> [Stated exercise]:
Repeat the entries that follow verbatim, without any of their pictures.
┌─ Records for this task
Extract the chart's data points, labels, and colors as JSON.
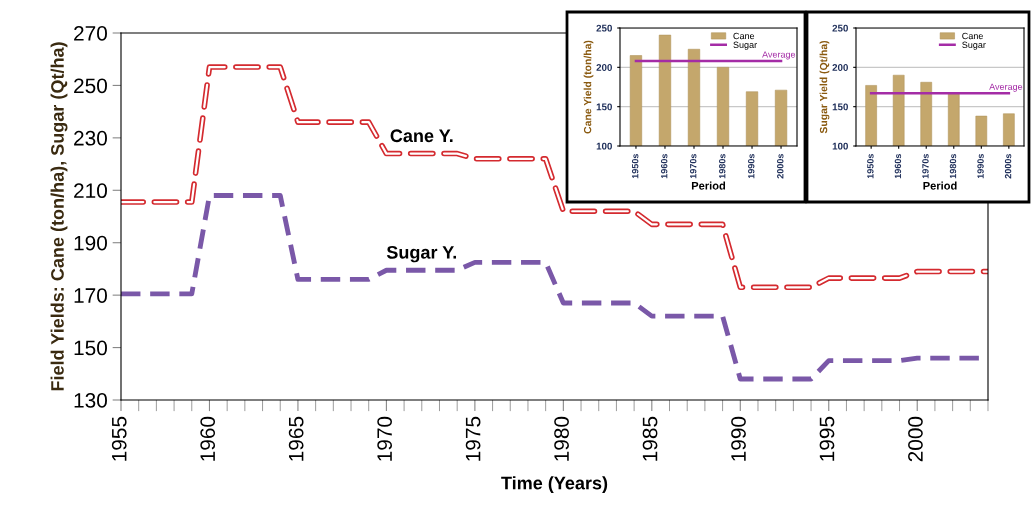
{
  "chart_data": [
    {
      "type": "line",
      "xlabel": "Time (Years)",
      "ylabel": "Field Yields: Cane (ton/ha), Sugar (Qt/ha)",
      "xlim": [
        1955,
        2004
      ],
      "xticks": [
        1955,
        1960,
        1965,
        1970,
        1975,
        1980,
        1985,
        1990,
        1995,
        2000
      ],
      "ylim": [
        130,
        270
      ],
      "yticks": [
        130,
        150,
        170,
        190,
        210,
        230,
        250,
        270
      ],
      "grid": false,
      "legend": false,
      "line_style": "dashed",
      "marker": "none",
      "series": [
        {
          "name": "Cane Y.",
          "color": "#d42a2f",
          "x": [
            1955,
            1959,
            1960,
            1964,
            1965,
            1969,
            1970,
            1974,
            1975,
            1979,
            1980,
            1984,
            1985,
            1989,
            1990,
            1994,
            1995,
            1999,
            2000,
            2004
          ],
          "values": [
            205.5,
            205.5,
            257,
            257,
            236,
            236,
            224,
            224,
            222,
            222,
            202,
            202,
            197,
            197,
            173,
            173,
            176.5,
            176.5,
            179,
            179
          ]
        },
        {
          "name": "Sugar Y.",
          "color": "#7a58a8",
          "x": [
            1955,
            1959,
            1960,
            1964,
            1965,
            1969,
            1970,
            1974,
            1975,
            1979,
            1980,
            1984,
            1985,
            1989,
            1990,
            1994,
            1995,
            1999,
            2000,
            2004
          ],
          "values": [
            170.5,
            170.5,
            208,
            208,
            176,
            176,
            179.5,
            179.5,
            182.5,
            182.5,
            167,
            167,
            162,
            162,
            138,
            138,
            145,
            145,
            146,
            146
          ]
        }
      ]
    },
    {
      "type": "bar",
      "xlabel": "Period",
      "ylabel": "Cane Yield (ton/ha)",
      "categories": [
        "1950s",
        "1960s",
        "1970s",
        "1980s",
        "1990s",
        "2000s"
      ],
      "ylim": [
        100,
        250
      ],
      "yticks": [
        100,
        150,
        200,
        250
      ],
      "grid": "y",
      "legend": "top right",
      "series": [
        {
          "name": "Cane",
          "type": "bar",
          "color": "#c4a76c",
          "values": [
            215,
            241,
            223,
            200,
            169,
            171
          ]
        },
        {
          "name": "Sugar",
          "type": "line",
          "color": "#a42ca6",
          "values": [
            208,
            208,
            208,
            208,
            208,
            208
          ]
        }
      ],
      "annotations": [
        {
          "text": "Average",
          "x": "2000s",
          "y": 208
        }
      ]
    },
    {
      "type": "bar",
      "xlabel": "Period",
      "ylabel": "Sugar Yield (Qt/ha)",
      "categories": [
        "1950s",
        "1960s",
        "1970s",
        "1980s",
        "1990s",
        "2000s"
      ],
      "ylim": [
        100,
        250
      ],
      "yticks": [
        100,
        150,
        200,
        250
      ],
      "grid": "y",
      "legend": "top right",
      "series": [
        {
          "name": "Cane",
          "type": "bar",
          "color": "#c4a76c",
          "values": [
            177,
            190,
            181,
            167,
            138,
            141
          ]
        },
        {
          "name": "Sugar",
          "type": "line",
          "color": "#a42ca6",
          "values": [
            167,
            167,
            167,
            167,
            167,
            167
          ]
        }
      ],
      "annotations": [
        {
          "text": "Average",
          "x": "2000s",
          "y": 167
        }
      ]
    }
  ]
}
└─
> [Solution]:
Extract the chart's data points, labels, and colors as JSON.
{
  "chart_data": [
    {
      "type": "line",
      "xlabel": "Time (Years)",
      "ylabel": "Field Yields: Cane (ton/ha), Sugar (Qt/ha)",
      "xlim": [
        1955,
        2004
      ],
      "xticks": [
        1955,
        1960,
        1965,
        1970,
        1975,
        1980,
        1985,
        1990,
        1995,
        2000
      ],
      "ylim": [
        130,
        270
      ],
      "yticks": [
        130,
        150,
        170,
        190,
        210,
        230,
        250,
        270
      ],
      "grid": false,
      "legend": false,
      "line_style": "dashed",
      "marker": "none",
      "series": [
        {
          "name": "Cane Y.",
          "color": "#d42a2f",
          "x": [
            1955,
            1959,
            1960,
            1964,
            1965,
            1969,
            1970,
            1974,
            1975,
            1979,
            1980,
            1984,
            1985,
            1989,
            1990,
            1994,
            1995,
            1999,
            2000,
            2004
          ],
          "values": [
            205.5,
            205.5,
            257,
            257,
            236,
            236,
            224,
            224,
            222,
            222,
            202,
            202,
            197,
            197,
            173,
            173,
            176.5,
            176.5,
            179,
            179
          ]
        },
        {
          "name": "Sugar Y.",
          "color": "#7a58a8",
          "x": [
            1955,
            1959,
            1960,
            1964,
            1965,
            1969,
            1970,
            1974,
            1975,
            1979,
            1980,
            1984,
            1985,
            1989,
            1990,
            1994,
            1995,
            1999,
            2000,
            2004
          ],
          "values": [
            170.5,
            170.5,
            208,
            208,
            176,
            176,
            179.5,
            179.5,
            182.5,
            182.5,
            167,
            167,
            162,
            162,
            138,
            138,
            145,
            145,
            146,
            146
          ]
        }
      ]
    },
    {
      "type": "bar",
      "xlabel": "Period",
      "ylabel": "Cane Yield (ton/ha)",
      "categories": [
        "1950s",
        "1960s",
        "1970s",
        "1980s",
        "1990s",
        "2000s"
      ],
      "ylim": [
        100,
        250
      ],
      "yticks": [
        100,
        150,
        200,
        250
      ],
      "grid": "y",
      "legend": "top right",
      "series": [
        {
          "name": "Cane",
          "type": "bar",
          "color": "#c4a76c",
          "values": [
            215,
            241,
            223,
            200,
            169,
            171
          ]
        },
        {
          "name": "Sugar",
          "type": "line",
          "color": "#a42ca6",
          "values": [
            208,
            208,
            208,
            208,
            208,
            208
          ]
        }
      ],
      "annotations": [
        {
          "text": "Average",
          "x": "2000s",
          "y": 208
        }
      ]
    },
    {
      "type": "bar",
      "xlabel": "Period",
      "ylabel": "Sugar Yield (Qt/ha)",
      "categories": [
        "1950s",
        "1960s",
        "1970s",
        "1980s",
        "1990s",
        "2000s"
      ],
      "ylim": [
        100,
        250
      ],
      "yticks": [
        100,
        150,
        200,
        250
      ],
      "grid": "y",
      "legend": "top right",
      "series": [
        {
          "name": "Cane",
          "type": "bar",
          "color": "#c4a76c",
          "values": [
            177,
            190,
            181,
            167,
            138,
            141
          ]
        },
        {
          "name": "Sugar",
          "type": "line",
          "color": "#a42ca6",
          "values": [
            167,
            167,
            167,
            167,
            167,
            167
          ]
        }
      ],
      "annotations": [
        {
          "text": "Average",
          "x": "2000s",
          "y": 167
        }
      ]
    }
  ]
}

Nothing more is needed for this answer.